Required task -> Format every line of the data below as a Markdown table with the columns Row and Line, numbering each row and skipping blank lines. Leave the pictures out of the table.

Exercise data ->
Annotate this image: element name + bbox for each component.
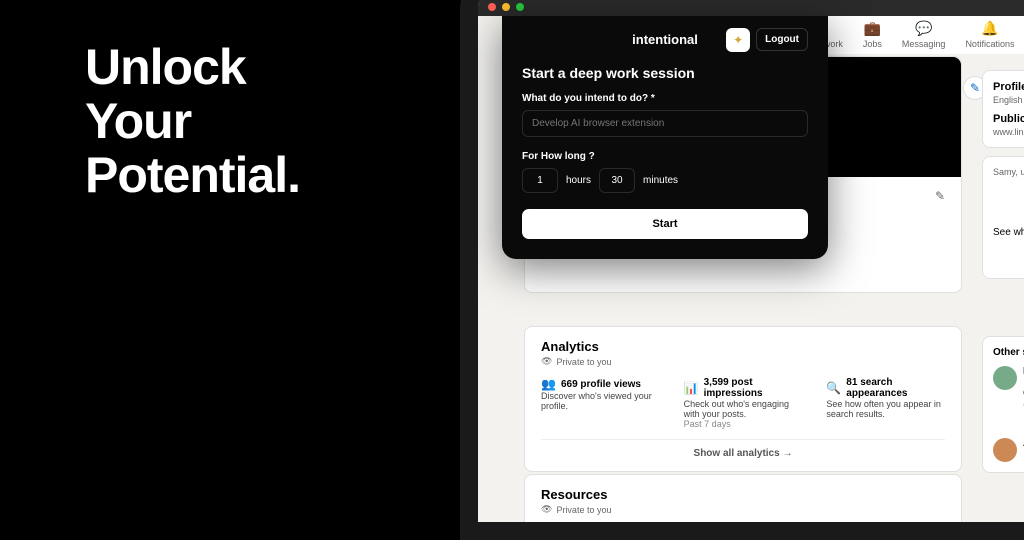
similar-profiles-card: Other sim Bo · 1 Co @B Ag [982,336,1024,473]
hero-line: Potential. [85,148,300,202]
avatar-icon [993,366,1017,390]
extension-overlay: intentional ✦ Logout Start a deep work s… [502,16,828,259]
hero-headline: Unlock Your Potential. [85,40,300,202]
stat-profile-views[interactable]: 👥669 profile views Discover who's viewed… [541,377,660,429]
sidebar-right: Profile la English Public pro www.linked… [982,70,1024,287]
laptop-mockup: 👥My Network 💼Jobs 💬Messaging 🔔Notificati… [460,0,1024,540]
logout-button[interactable]: Logout [756,28,808,51]
resources-card: Resources 👁Private to you [524,474,962,522]
minimize-icon[interactable] [502,3,510,11]
similar-title: Other sim [993,347,1024,358]
lightning-icon: ✦ [733,33,743,47]
hours-input[interactable] [522,168,558,193]
analytics-title: Analytics [541,339,945,354]
card-title: Public pro [993,113,1024,125]
avatar-icon [993,438,1017,462]
close-icon[interactable] [488,3,496,11]
intent-label: What do you intend to do? * [522,93,808,104]
chart-icon: 📊 [684,381,699,395]
intent-input[interactable] [522,110,808,137]
seewho-text: See who's vi [993,227,1024,238]
unlock-card: Samy, unlock See who's vi [982,156,1024,279]
extension-brand: intentional [632,32,698,47]
search-icon: 🔍 [826,381,841,395]
bell-icon: 🔔 [981,20,998,37]
lightning-button[interactable]: ✦ [726,28,750,52]
start-button[interactable]: Start [522,209,808,239]
minutes-unit: minutes [643,175,678,186]
stat-post-impressions[interactable]: 📊3,599 post impressions Check out who's … [684,377,803,429]
unlock-text: Samy, unlock [993,167,1024,177]
overlay-section-title: Start a deep work session [522,65,808,81]
eye-icon: 👁 [541,504,552,515]
card-value: www.linkedin [993,127,1024,137]
private-label: Private to you [556,357,611,367]
resources-title: Resources [541,487,945,502]
hero-line: Your [85,94,300,148]
show-all-analytics-link[interactable]: Show all analytics → [541,439,945,459]
duration-label: For How long ? [522,151,808,162]
hours-unit: hours [566,175,591,186]
edit-profile-button[interactable]: ✎ [935,189,945,203]
laptop-screen: 👥My Network 💼Jobs 💬Messaging 🔔Notificati… [478,0,1024,522]
pencil-icon: ✎ [970,81,980,95]
eye-icon: 👁 [541,356,552,367]
chat-icon: 💬 [915,20,932,37]
nav-messaging[interactable]: 💬Messaging [902,20,946,50]
people-icon: 👥 [541,377,556,391]
stat-search-appearances[interactable]: 🔍81 search appearances See how often you… [826,377,945,429]
hero-line: Unlock [85,40,300,94]
analytics-card: Analytics 👁 Private to you 👥669 profile v… [524,326,962,472]
minutes-input[interactable] [599,168,635,193]
card-title: Profile la [993,81,1024,93]
nav-notifications[interactable]: 🔔Notifications [965,20,1014,50]
browser-chrome [478,0,1024,16]
profile-language-card: Profile la English Public pro www.linked… [982,70,1024,148]
page-content: 👥My Network 💼Jobs 💬Messaging 🔔Notificati… [478,16,1024,522]
card-value: English [993,95,1024,105]
maximize-icon[interactable] [516,3,524,11]
nav-jobs[interactable]: 💼Jobs [863,20,882,50]
briefcase-icon: 💼 [864,20,881,37]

Correct answer ->
| Row | Line |
|---|---|
| 1 | Annotate this image: element name + bbox for each component. |
| 2 | similar-profiles-card: Other sim Bo · 1 Co @B Ag [982,336,1024,473] |
| 3 | hero-line: Potential. [85,148,300,202] |
| 4 | avatar-icon [993,366,1017,390] |
| 5 | extension-overlay: intentional ✦ Logout Start a deep work s… [502,16,828,259] |
| 6 | hero-headline: Unlock Your Potential. [85,40,300,202] |
| 7 | stat-profile-views[interactable]: 👥669 profile views Discover who's viewed… [541,377,660,429] |
| 8 | sidebar-right: Profile la English Public pro www.linked… [982,70,1024,287] |
| 9 | laptop-mockup: 👥My Network 💼Jobs 💬Messaging 🔔Notificati… [460,0,1024,540] |
| 10 | logout-button[interactable]: Logout [756,28,808,51] |
| 11 | resources-card: Resources 👁Private to you [524,474,962,522] |
| 12 | minimize-icon[interactable] [502,3,510,11] |
| 13 | similar-title: Other sim [993,347,1024,358] |
| 14 | lightning-icon: ✦ [733,33,743,47] |
| 15 | hours-input[interactable] [522,168,558,193] |
| 16 | analytics-title: Analytics [541,339,945,354] |
| 17 | card-title: Public pro [993,113,1024,125] |
| 18 | avatar-icon [993,438,1017,462] |
| 19 | close-icon[interactable] [488,3,496,11] |
| 20 | intent-label: What do you intend to do? * [522,93,808,104] |
| 21 | chart-icon: 📊 [684,381,699,395] |
| 22 | intent-input[interactable] [522,110,808,137] |
| 23 | seewho-text: See who's vi [993,227,1024,238] |
| 24 | unlock-card: Samy, unlock See who's vi [982,156,1024,279] |
| 25 | extension-brand: intentional [632,32,698,47] |
| 26 | search-icon: 🔍 [826,381,841,395] |
| 27 | bell-icon: 🔔 [981,20,998,37] |
| 28 | lightning-button[interactable]: ✦ [726,28,750,52] |
| 29 | start-button[interactable]: Start [522,209,808,239] |
| 30 | minutes-unit: minutes [643,175,678,186] |
| 31 | stat-post-impressions[interactable]: 📊3,599 post impressions Check out who's … [684,377,803,429] |
| 32 | unlock-text: Samy, unlock [993,167,1024,177] |
| 33 | overlay-section-title: Start a deep work session [522,65,808,81] |
| 34 | eye-icon: 👁 [541,504,552,515] |
| 35 | card-value: www.linkedin [993,127,1024,137] |
| 36 | private-label: Private to you [556,357,611,367] |
| 37 | resources-title: Resources [541,487,945,502] |
| 38 | hero-line: Your [85,94,300,148] |
| 39 | show-all-analytics-link[interactable]: Show all analytics → [541,439,945,459] |
| 40 | duration-label: For How long ? [522,151,808,162] |
| 41 | hours-unit: hours [566,175,591,186] |
| 42 | edit-profile-button[interactable]: ✎ [935,189,945,203] |
| 43 | laptop-screen: 👥My Network 💼Jobs 💬Messaging 🔔Notificati… [478,0,1024,522] |
| 44 | pencil-icon: ✎ [970,81,980,95] |
| 45 | eye-icon: 👁 [541,356,552,367] |
| 46 | chat-icon: 💬 [915,20,932,37] |
| 47 | nav-messaging[interactable]: 💬Messaging [902,20,946,50] |
| 48 | people-icon: 👥 [541,377,556,391] |
| 49 | stat-search-appearances[interactable]: 🔍81 search appearances See how often you… [826,377,945,429] |
| 50 | hero-line: Unlock [85,40,300,94] |
| 51 | analytics-card: Analytics 👁 Private to you 👥669 profile v… [524,326,962,472] |
| 52 | minutes-input[interactable] [599,168,635,193] |
| 53 | card-title: Profile la [993,81,1024,93] |
| 54 | nav-notifications[interactable]: 🔔Notifications [965,20,1014,50] |
| 55 | browser-chrome [478,0,1024,16] |
| 56 | profile-language-card: Profile la English Public pro www.linked… [982,70,1024,148] |
| 57 | page-content: 👥My Network 💼Jobs 💬Messaging 🔔Notificati… [478,16,1024,522] |
| 58 | card-value: English [993,95,1024,105] |
| 59 | maximize-icon[interactable] [516,3,524,11] |
| 60 | nav-jobs[interactable]: 💼Jobs [863,20,882,50] |
| 61 | briefcase-icon: 💼 [864,20,881,37] |